What to do: Exactly as written, please set down all of the entries again, with no pictures.

Stored data
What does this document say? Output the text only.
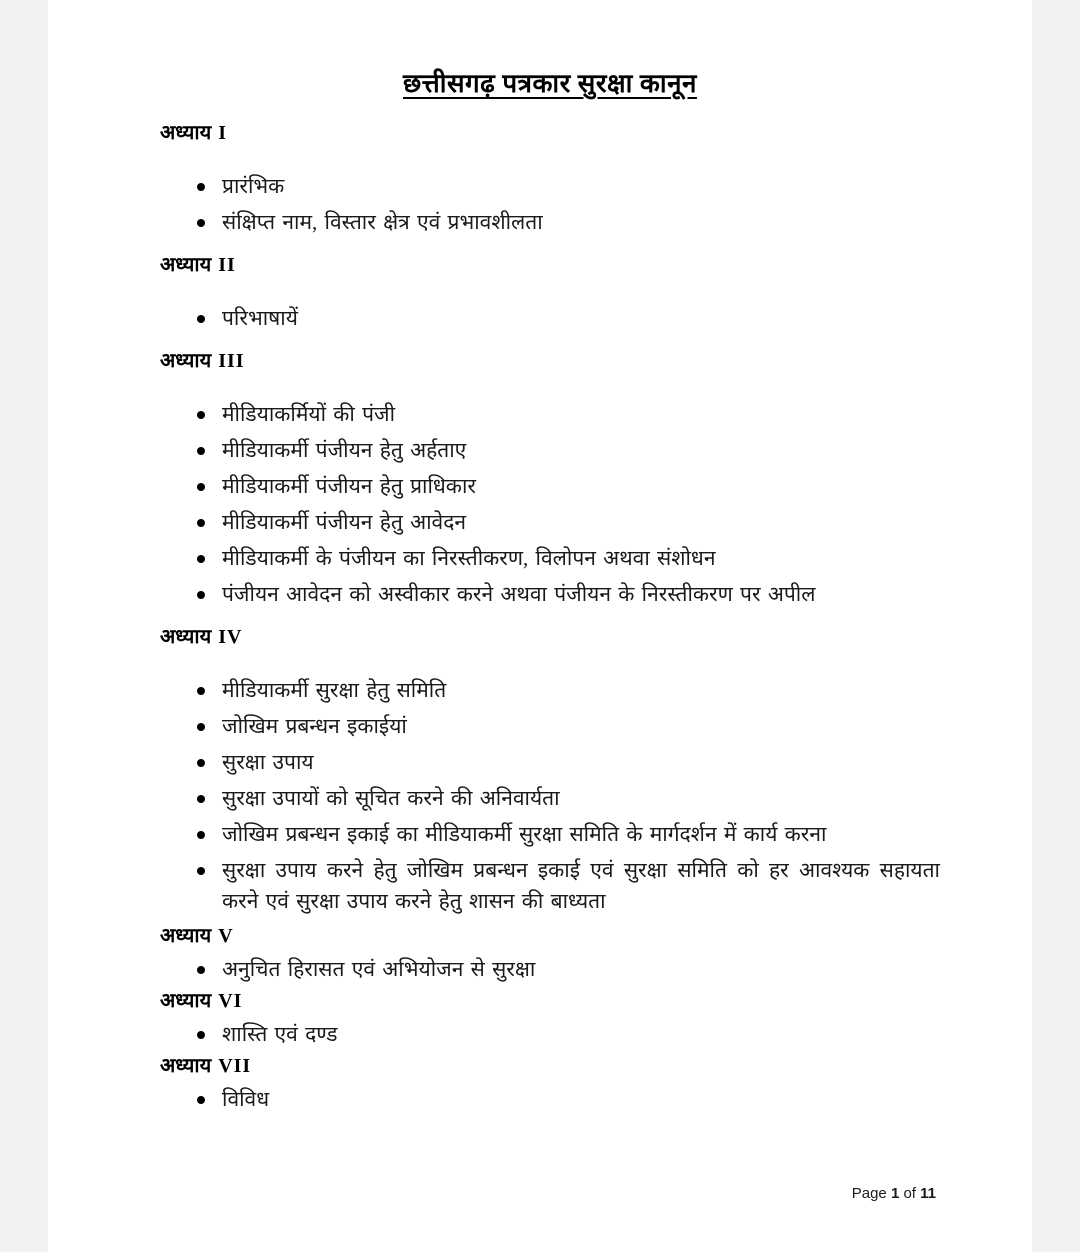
छत्तीसगढ़ पत्रकार सुरक्षा कानून
अध्याय I
प्रारंभिक
संक्षिप्त नाम, विस्तार क्षेत्र एवं प्रभावशीलता
अध्याय II
परिभाषायें
अध्याय III
मीडियाकर्मियों की पंजी
मीडियाकर्मी पंजीयन हेतु अर्हताए
मीडियाकर्मी पंजीयन हेतु प्राधिकार
मीडियाकर्मी पंजीयन हेतु आवेदन
मीडियाकर्मी के पंजीयन का निरस्तीकरण, विलोपन अथवा संशोधन
पंजीयन आवेदन को अस्वीकार करने अथवा पंजीयन के निरस्तीकरण पर अपील
अध्याय IV
मीडियाकर्मी सुरक्षा हेतु समिति
जोखिम प्रबन्धन इकाईयां
सुरक्षा उपाय
सुरक्षा उपायों को सूचित करने की अनिवार्यता
जोखिम प्रबन्धन इकाई का मीडियाकर्मी सुरक्षा समिति के मार्गदर्शन में कार्य करना
सुरक्षा उपाय करने हेतु जोखिम प्रबन्धन इकाई एवं सुरक्षा समिति को हर आवश्यक सहायता करने एवं सुरक्षा उपाय करने हेतु शासन की बाध्यता
अध्याय V
अनुचित हिरासत एवं अभियोजन से सुरक्षा
अध्याय VI
शास्ति एवं दण्ड
अध्याय VII
विविध
Page 1 of 11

Written response:
What does this document say? Output the text only.
छत्तीसगढ़ पत्रकार सुरक्षा कानून
अध्याय I
प्रारंभिक
संक्षिप्त नाम, विस्तार क्षेत्र एवं प्रभावशीलता
अध्याय II
परिभाषायें
अध्याय III
मीडियाकर्मियों की पंजी
मीडियाकर्मी पंजीयन हेतु अर्हताए
मीडियाकर्मी पंजीयन हेतु प्राधिकार
मीडियाकर्मी पंजीयन हेतु आवेदन
मीडियाकर्मी के पंजीयन का निरस्तीकरण, विलोपन अथवा संशोधन
पंजीयन आवेदन को अस्वीकार करने अथवा पंजीयन के निरस्तीकरण पर अपील
अध्याय IV
मीडियाकर्मी सुरक्षा हेतु समिति
जोखिम प्रबन्धन इकाईयां
सुरक्षा उपाय
सुरक्षा उपायों को सूचित करने की अनिवार्यता
जोखिम प्रबन्धन इकाई का मीडियाकर्मी सुरक्षा समिति के मार्गदर्शन में कार्य करना
सुरक्षा उपाय करने हेतु जोखिम प्रबन्धन इकाई एवं सुरक्षा समिति को हर आवश्यक सहायता करने एवं सुरक्षा उपाय करने हेतु शासन की बाध्यता
अध्याय V
अनुचित हिरासत एवं अभियोजन से सुरक्षा
अध्याय VI
शास्ति एवं दण्ड
अध्याय VII
विविध
Page 1 of 11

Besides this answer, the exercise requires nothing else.